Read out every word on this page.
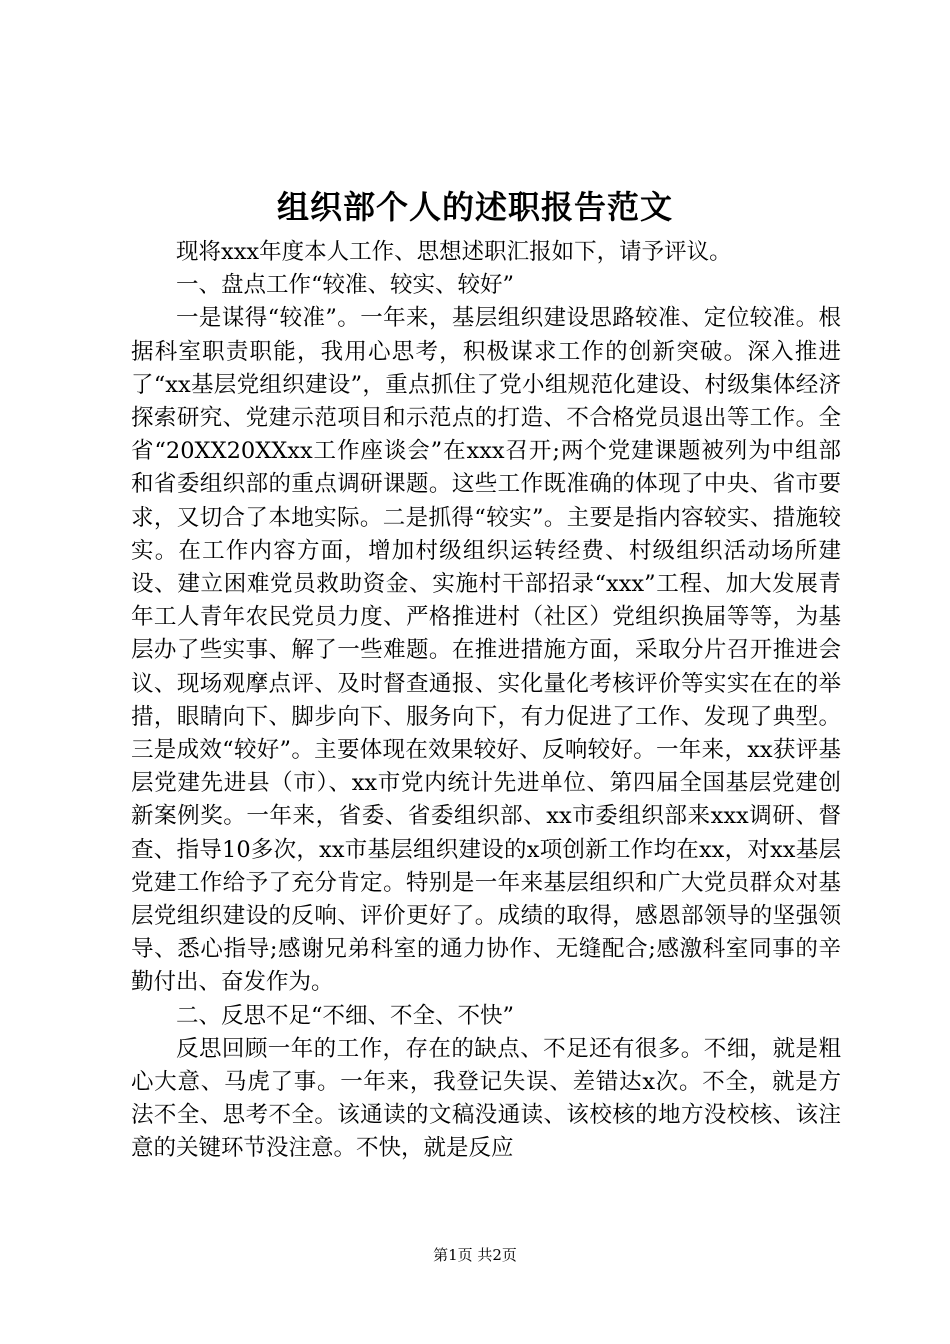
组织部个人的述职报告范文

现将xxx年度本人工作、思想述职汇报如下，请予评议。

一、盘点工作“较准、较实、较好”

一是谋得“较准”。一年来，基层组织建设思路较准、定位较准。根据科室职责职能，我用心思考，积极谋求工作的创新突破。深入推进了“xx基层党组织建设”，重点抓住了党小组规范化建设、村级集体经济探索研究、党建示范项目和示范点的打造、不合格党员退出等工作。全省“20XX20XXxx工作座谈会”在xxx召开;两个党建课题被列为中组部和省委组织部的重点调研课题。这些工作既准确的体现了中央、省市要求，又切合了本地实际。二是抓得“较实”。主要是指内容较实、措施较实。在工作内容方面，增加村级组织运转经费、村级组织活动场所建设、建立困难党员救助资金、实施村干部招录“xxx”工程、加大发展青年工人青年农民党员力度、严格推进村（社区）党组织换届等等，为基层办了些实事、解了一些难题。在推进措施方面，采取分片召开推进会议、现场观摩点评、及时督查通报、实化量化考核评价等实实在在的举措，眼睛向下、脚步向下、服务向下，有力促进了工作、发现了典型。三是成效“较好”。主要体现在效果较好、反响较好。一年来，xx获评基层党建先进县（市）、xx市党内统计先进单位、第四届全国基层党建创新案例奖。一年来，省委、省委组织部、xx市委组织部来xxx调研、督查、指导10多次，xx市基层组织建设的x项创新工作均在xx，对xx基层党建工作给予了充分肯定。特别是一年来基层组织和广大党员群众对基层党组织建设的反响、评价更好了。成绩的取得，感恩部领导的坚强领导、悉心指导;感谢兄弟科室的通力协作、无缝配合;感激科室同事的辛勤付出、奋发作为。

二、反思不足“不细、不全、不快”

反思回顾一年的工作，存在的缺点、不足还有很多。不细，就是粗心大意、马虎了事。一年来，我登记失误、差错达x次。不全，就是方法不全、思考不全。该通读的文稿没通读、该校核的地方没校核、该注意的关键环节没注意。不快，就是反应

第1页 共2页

● ● ● ● ●

#### [Aim of the task]
Leave out the pictures and repeat everything else in the records exactly.

#### [The output]
Read out every word on this page.
组织部个人的述职报告范文

现将xxx年度本人工作、思想述职汇报如下，请予评议。

一、盘点工作“较准、较实、较好”

一是谋得“较准”。一年来，基层组织建设思路较准、定位较准。根据科室职责职能，我用心思考，积极谋求工作的创新突破。深入推进了“xx基层党组织建设”，重点抓住了党小组规范化建设、村级集体经济探索研究、党建示范项目和示范点的打造、不合格党员退出等工作。全省“20XX20XXxx工作座谈会”在xxx召开;两个党建课题被列为中组部和省委组织部的重点调研课题。这些工作既准确的体现了中央、省市要求，又切合了本地实际。二是抓得“较实”。主要是指内容较实、措施较实。在工作内容方面，增加村级组织运转经费、村级组织活动场所建设、建立困难党员救助资金、实施村干部招录“xxx”工程、加大发展青年工人青年农民党员力度、严格推进村（社区）党组织换届等等，为基层办了些实事、解了一些难题。在推进措施方面，采取分片召开推进会议、现场观摩点评、及时督查通报、实化量化考核评价等实实在在的举措，眼睛向下、脚步向下、服务向下，有力促进了工作、发现了典型。三是成效“较好”。主要体现在效果较好、反响较好。一年来，xx获评基层党建先进县（市）、xx市党内统计先进单位、第四届全国基层党建创新案例奖。一年来，省委、省委组织部、xx市委组织部来xxx调研、督查、指导10多次，xx市基层组织建设的x项创新工作均在xx，对xx基层党建工作给予了充分肯定。特别是一年来基层组织和广大党员群众对基层党组织建设的反响、评价更好了。成绩的取得，感恩部领导的坚强领导、悉心指导;感谢兄弟科室的通力协作、无缝配合;感激科室同事的辛勤付出、奋发作为。

二、反思不足“不细、不全、不快”

反思回顾一年的工作，存在的缺点、不足还有很多。不细，就是粗心大意、马虎了事。一年来，我登记失误、差错达x次。不全，就是方法不全、思考不全。该通读的文稿没通读、该校核的地方没校核、该注意的关键环节没注意。不快，就是反应

第1页 共2页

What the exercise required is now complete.